Required work:
Restate the entries word for word, omitting nothing.

Exercise material:
====

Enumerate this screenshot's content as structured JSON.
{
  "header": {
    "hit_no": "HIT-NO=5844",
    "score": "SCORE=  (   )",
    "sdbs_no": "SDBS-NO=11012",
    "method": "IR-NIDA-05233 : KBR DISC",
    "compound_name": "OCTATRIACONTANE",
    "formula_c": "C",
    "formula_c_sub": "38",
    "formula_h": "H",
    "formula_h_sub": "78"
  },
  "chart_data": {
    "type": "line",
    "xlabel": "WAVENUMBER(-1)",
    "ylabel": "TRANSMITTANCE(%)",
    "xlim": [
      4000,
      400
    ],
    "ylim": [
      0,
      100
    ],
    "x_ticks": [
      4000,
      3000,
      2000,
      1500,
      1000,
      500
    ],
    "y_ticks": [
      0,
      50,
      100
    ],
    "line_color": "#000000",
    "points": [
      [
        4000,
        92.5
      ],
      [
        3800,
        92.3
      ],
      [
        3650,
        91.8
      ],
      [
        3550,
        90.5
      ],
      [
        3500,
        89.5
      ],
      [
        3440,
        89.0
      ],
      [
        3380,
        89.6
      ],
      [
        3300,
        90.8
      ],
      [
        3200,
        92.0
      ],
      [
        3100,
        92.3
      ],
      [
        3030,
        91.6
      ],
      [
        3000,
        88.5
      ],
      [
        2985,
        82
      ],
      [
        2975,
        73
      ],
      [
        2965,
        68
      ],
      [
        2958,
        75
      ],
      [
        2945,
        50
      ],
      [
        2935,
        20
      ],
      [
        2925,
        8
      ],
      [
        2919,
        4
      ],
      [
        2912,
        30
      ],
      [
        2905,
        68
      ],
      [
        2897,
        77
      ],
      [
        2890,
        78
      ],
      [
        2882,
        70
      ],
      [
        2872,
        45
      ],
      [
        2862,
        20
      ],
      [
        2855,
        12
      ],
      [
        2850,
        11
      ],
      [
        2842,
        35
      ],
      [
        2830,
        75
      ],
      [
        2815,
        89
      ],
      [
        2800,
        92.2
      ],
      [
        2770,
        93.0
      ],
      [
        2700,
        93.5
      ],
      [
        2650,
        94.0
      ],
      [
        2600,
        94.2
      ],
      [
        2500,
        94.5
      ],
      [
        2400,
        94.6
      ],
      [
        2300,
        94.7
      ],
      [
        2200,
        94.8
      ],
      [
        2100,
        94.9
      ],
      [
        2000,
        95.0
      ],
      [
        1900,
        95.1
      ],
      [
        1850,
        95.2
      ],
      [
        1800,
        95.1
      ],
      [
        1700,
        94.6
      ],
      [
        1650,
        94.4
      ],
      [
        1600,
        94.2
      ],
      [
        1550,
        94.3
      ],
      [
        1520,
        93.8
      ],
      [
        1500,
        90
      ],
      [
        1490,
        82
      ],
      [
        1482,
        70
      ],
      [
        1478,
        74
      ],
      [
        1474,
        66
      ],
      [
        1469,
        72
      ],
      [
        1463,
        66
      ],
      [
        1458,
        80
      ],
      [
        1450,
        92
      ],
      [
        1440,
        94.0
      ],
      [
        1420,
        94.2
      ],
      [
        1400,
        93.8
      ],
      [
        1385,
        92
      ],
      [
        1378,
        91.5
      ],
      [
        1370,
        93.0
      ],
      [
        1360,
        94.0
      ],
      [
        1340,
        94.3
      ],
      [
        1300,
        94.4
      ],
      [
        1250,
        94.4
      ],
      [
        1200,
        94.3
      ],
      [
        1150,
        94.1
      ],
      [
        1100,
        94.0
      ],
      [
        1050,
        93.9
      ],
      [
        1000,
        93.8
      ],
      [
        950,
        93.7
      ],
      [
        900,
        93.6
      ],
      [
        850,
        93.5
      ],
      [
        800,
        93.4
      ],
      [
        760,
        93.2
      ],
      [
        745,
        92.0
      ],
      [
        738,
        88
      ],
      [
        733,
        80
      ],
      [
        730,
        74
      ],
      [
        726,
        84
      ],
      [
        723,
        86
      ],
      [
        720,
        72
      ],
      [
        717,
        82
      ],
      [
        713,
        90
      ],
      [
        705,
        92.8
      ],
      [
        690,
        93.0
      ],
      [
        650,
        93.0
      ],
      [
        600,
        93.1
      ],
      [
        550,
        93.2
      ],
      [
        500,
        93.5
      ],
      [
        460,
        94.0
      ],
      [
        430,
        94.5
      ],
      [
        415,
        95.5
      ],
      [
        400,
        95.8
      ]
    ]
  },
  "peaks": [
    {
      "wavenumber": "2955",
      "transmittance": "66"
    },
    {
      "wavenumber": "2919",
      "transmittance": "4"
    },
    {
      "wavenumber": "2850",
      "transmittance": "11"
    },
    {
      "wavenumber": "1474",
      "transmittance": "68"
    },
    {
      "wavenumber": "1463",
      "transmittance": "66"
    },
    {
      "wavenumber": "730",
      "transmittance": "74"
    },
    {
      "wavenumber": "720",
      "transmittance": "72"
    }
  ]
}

====

Exercise output:
Enumerate this screenshot's content as structured JSON.
{
  "header": {
    "hit_no": "HIT-NO=5844",
    "score": "SCORE=  (   )",
    "sdbs_no": "SDBS-NO=11012",
    "method": "IR-NIDA-05233 : KBR DISC",
    "compound_name": "OCTATRIACONTANE",
    "formula_c": "C",
    "formula_c_sub": "38",
    "formula_h": "H",
    "formula_h_sub": "78"
  },
  "chart_data": {
    "type": "line",
    "xlabel": "WAVENUMBER(-1)",
    "ylabel": "TRANSMITTANCE(%)",
    "xlim": [
      4000,
      400
    ],
    "ylim": [
      0,
      100
    ],
    "x_ticks": [
      4000,
      3000,
      2000,
      1500,
      1000,
      500
    ],
    "y_ticks": [
      0,
      50,
      100
    ],
    "line_color": "#000000",
    "points": [
      [
        4000,
        92.5
      ],
      [
        3800,
        92.3
      ],
      [
        3650,
        91.8
      ],
      [
        3550,
        90.5
      ],
      [
        3500,
        89.5
      ],
      [
        3440,
        89.0
      ],
      [
        3380,
        89.6
      ],
      [
        3300,
        90.8
      ],
      [
        3200,
        92.0
      ],
      [
        3100,
        92.3
      ],
      [
        3030,
        91.6
      ],
      [
        3000,
        88.5
      ],
      [
        2985,
        82
      ],
      [
        2975,
        73
      ],
      [
        2965,
        68
      ],
      [
        2958,
        75
      ],
      [
        2945,
        50
      ],
      [
        2935,
        20
      ],
      [
        2925,
        8
      ],
      [
        2919,
        4
      ],
      [
        2912,
        30
      ],
      [
        2905,
        68
      ],
      [
        2897,
        77
      ],
      [
        2890,
        78
      ],
      [
        2882,
        70
      ],
      [
        2872,
        45
      ],
      [
        2862,
        20
      ],
      [
        2855,
        12
      ],
      [
        2850,
        11
      ],
      [
        2842,
        35
      ],
      [
        2830,
        75
      ],
      [
        2815,
        89
      ],
      [
        2800,
        92.2
      ],
      [
        2770,
        93.0
      ],
      [
        2700,
        93.5
      ],
      [
        2650,
        94.0
      ],
      [
        2600,
        94.2
      ],
      [
        2500,
        94.5
      ],
      [
        2400,
        94.6
      ],
      [
        2300,
        94.7
      ],
      [
        2200,
        94.8
      ],
      [
        2100,
        94.9
      ],
      [
        2000,
        95.0
      ],
      [
        1900,
        95.1
      ],
      [
        1850,
        95.2
      ],
      [
        1800,
        95.1
      ],
      [
        1700,
        94.6
      ],
      [
        1650,
        94.4
      ],
      [
        1600,
        94.2
      ],
      [
        1550,
        94.3
      ],
      [
        1520,
        93.8
      ],
      [
        1500,
        90
      ],
      [
        1490,
        82
      ],
      [
        1482,
        70
      ],
      [
        1478,
        74
      ],
      [
        1474,
        66
      ],
      [
        1469,
        72
      ],
      [
        1463,
        66
      ],
      [
        1458,
        80
      ],
      [
        1450,
        92
      ],
      [
        1440,
        94.0
      ],
      [
        1420,
        94.2
      ],
      [
        1400,
        93.8
      ],
      [
        1385,
        92
      ],
      [
        1378,
        91.5
      ],
      [
        1370,
        93.0
      ],
      [
        1360,
        94.0
      ],
      [
        1340,
        94.3
      ],
      [
        1300,
        94.4
      ],
      [
        1250,
        94.4
      ],
      [
        1200,
        94.3
      ],
      [
        1150,
        94.1
      ],
      [
        1100,
        94.0
      ],
      [
        1050,
        93.9
      ],
      [
        1000,
        93.8
      ],
      [
        950,
        93.7
      ],
      [
        900,
        93.6
      ],
      [
        850,
        93.5
      ],
      [
        800,
        93.4
      ],
      [
        760,
        93.2
      ],
      [
        745,
        92.0
      ],
      [
        738,
        88
      ],
      [
        733,
        80
      ],
      [
        730,
        74
      ],
      [
        726,
        84
      ],
      [
        723,
        86
      ],
      [
        720,
        72
      ],
      [
        717,
        82
      ],
      [
        713,
        90
      ],
      [
        705,
        92.8
      ],
      [
        690,
        93.0
      ],
      [
        650,
        93.0
      ],
      [
        600,
        93.1
      ],
      [
        550,
        93.2
      ],
      [
        500,
        93.5
      ],
      [
        460,
        94.0
      ],
      [
        430,
        94.5
      ],
      [
        415,
        95.5
      ],
      [
        400,
        95.8
      ]
    ]
  },
  "peaks": [
    {
      "wavenumber": "2955",
      "transmittance": "66"
    },
    {
      "wavenumber": "2919",
      "transmittance": "4"
    },
    {
      "wavenumber": "2850",
      "transmittance": "11"
    },
    {
      "wavenumber": "1474",
      "transmittance": "68"
    },
    {
      "wavenumber": "1463",
      "transmittance": "66"
    },
    {
      "wavenumber": "730",
      "transmittance": "74"
    },
    {
      "wavenumber": "720",
      "transmittance": "72"
    }
  ]
}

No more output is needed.